*THE REQUEST*
Please reproduce every one of the records below line for line, with no changes.

*DATA TO PROCESS*
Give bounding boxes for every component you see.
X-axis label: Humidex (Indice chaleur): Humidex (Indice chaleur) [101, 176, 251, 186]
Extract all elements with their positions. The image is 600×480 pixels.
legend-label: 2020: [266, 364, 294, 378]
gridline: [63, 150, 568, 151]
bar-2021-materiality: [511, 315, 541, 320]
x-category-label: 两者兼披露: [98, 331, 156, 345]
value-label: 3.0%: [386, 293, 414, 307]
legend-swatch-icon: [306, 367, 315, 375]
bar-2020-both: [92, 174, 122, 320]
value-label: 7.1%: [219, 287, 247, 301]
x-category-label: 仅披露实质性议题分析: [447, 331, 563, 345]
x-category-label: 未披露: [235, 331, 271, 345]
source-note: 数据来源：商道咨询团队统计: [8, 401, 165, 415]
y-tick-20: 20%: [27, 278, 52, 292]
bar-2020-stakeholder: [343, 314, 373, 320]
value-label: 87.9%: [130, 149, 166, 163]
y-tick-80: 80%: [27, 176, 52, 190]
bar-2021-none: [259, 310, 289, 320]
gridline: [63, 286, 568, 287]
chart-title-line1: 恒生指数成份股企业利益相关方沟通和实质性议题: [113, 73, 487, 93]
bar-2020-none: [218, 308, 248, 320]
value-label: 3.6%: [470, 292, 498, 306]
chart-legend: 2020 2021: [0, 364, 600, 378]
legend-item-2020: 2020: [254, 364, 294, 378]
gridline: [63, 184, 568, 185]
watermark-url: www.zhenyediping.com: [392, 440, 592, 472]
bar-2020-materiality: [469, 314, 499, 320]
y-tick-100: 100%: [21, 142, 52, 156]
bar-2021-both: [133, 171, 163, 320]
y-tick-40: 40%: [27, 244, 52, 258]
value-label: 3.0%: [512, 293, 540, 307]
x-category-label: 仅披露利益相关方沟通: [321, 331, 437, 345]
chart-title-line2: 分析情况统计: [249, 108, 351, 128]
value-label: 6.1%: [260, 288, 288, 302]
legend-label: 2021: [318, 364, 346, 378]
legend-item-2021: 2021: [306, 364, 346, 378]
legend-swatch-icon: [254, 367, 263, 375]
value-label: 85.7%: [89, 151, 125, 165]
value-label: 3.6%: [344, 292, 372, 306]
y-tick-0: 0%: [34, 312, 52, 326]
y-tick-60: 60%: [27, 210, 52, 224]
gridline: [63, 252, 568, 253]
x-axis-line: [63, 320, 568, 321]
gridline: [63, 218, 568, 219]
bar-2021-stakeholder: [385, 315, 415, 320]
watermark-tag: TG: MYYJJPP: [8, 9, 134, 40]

*ANSWER BELOW*
Give bounding boxes for every component you see.
X-axis label: Humidex (Indice chaleur): Humidex (Indice chaleur) [101, 176, 251, 186]
Extract all elements with their positions. The image is 600×480 pixels.
legend-label: 2020: [266, 364, 294, 378]
gridline: [63, 150, 568, 151]
bar-2021-materiality: [511, 315, 541, 320]
x-category-label: 两者兼披露: [98, 331, 156, 345]
value-label: 3.0%: [386, 293, 414, 307]
legend-swatch-icon: [306, 367, 315, 375]
bar-2020-both: [92, 174, 122, 320]
value-label: 7.1%: [219, 287, 247, 301]
x-category-label: 仅披露实质性议题分析: [447, 331, 563, 345]
x-category-label: 未披露: [235, 331, 271, 345]
source-note: 数据来源：商道咨询团队统计: [8, 401, 165, 415]
y-tick-20: 20%: [27, 278, 52, 292]
bar-2020-stakeholder: [343, 314, 373, 320]
value-label: 87.9%: [130, 149, 166, 163]
y-tick-80: 80%: [27, 176, 52, 190]
bar-2021-none: [259, 310, 289, 320]
gridline: [63, 286, 568, 287]
chart-title-line1: 恒生指数成份股企业利益相关方沟通和实质性议题: [113, 73, 487, 93]
bar-2020-none: [218, 308, 248, 320]
value-label: 3.6%: [470, 292, 498, 306]
chart-legend: 2020 2021: [0, 364, 600, 378]
legend-item-2020: 2020: [254, 364, 294, 378]
gridline: [63, 184, 568, 185]
watermark-url: www.zhenyediping.com: [392, 440, 592, 472]
bar-2020-materiality: [469, 314, 499, 320]
y-tick-100: 100%: [21, 142, 52, 156]
bar-2021-both: [133, 171, 163, 320]
y-tick-40: 40%: [27, 244, 52, 258]
value-label: 3.0%: [512, 293, 540, 307]
x-category-label: 仅披露利益相关方沟通: [321, 331, 437, 345]
chart-title-line2: 分析情况统计: [249, 108, 351, 128]
value-label: 6.1%: [260, 288, 288, 302]
legend-label: 2021: [318, 364, 346, 378]
legend-item-2021: 2021: [306, 364, 346, 378]
legend-swatch-icon: [254, 367, 263, 375]
value-label: 85.7%: [89, 151, 125, 165]
value-label: 3.6%: [344, 292, 372, 306]
y-tick-0: 0%: [34, 312, 52, 326]
y-tick-60: 60%: [27, 210, 52, 224]
gridline: [63, 252, 568, 253]
x-axis-line: [63, 320, 568, 321]
gridline: [63, 218, 568, 219]
bar-2021-stakeholder: [385, 315, 415, 320]
watermark-tag: TG: MYYJJPP: [8, 9, 134, 40]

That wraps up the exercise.